Only the number is wanted: count the lines in the data with "alcool" in them.

::: DATA SHOWN :::

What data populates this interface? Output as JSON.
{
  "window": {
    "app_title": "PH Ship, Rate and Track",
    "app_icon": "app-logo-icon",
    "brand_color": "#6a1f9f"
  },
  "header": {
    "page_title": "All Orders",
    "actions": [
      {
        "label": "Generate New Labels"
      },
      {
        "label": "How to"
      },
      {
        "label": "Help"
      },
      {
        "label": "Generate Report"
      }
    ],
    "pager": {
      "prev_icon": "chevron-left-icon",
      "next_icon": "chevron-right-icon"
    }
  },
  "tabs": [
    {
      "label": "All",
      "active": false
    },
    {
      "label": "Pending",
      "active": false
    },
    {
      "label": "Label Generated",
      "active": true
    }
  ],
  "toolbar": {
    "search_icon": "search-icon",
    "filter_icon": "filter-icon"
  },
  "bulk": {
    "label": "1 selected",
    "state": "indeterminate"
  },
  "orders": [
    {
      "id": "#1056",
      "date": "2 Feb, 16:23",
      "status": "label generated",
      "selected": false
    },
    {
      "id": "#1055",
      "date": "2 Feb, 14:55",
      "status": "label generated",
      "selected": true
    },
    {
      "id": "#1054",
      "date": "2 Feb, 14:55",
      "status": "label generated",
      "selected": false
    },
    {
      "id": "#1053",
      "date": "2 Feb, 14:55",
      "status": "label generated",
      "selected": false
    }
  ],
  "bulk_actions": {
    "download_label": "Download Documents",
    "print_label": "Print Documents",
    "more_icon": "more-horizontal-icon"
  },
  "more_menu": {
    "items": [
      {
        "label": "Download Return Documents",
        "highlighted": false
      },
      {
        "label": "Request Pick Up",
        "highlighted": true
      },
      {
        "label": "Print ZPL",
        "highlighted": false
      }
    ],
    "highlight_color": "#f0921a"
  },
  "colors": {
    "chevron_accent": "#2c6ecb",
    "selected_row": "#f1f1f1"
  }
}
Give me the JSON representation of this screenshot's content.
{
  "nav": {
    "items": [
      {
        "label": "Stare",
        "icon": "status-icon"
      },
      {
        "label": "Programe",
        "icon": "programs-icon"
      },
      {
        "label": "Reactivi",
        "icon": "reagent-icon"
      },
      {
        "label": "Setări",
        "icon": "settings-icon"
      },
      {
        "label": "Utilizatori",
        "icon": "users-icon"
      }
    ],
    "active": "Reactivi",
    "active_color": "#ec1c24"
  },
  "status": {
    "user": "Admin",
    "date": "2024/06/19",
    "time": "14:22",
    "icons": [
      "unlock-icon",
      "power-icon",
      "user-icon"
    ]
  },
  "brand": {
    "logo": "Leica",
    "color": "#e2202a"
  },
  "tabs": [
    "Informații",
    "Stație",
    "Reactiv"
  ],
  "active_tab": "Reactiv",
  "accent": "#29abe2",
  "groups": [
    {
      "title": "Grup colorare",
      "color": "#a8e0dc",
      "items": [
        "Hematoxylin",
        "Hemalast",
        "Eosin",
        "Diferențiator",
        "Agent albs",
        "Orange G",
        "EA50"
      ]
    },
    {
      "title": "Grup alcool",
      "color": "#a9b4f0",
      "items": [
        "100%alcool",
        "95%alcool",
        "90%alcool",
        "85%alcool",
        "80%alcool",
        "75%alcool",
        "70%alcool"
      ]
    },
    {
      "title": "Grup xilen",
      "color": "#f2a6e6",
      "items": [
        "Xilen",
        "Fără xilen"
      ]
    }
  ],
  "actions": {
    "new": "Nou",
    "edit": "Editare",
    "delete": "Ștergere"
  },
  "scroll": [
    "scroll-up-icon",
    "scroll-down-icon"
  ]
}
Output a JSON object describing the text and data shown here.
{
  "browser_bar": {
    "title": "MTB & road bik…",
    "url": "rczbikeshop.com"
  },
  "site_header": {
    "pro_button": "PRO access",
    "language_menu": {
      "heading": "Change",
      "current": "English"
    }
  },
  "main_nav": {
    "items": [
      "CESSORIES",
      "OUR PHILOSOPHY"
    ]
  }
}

:::

▸ **WORKED SOLUTION**
8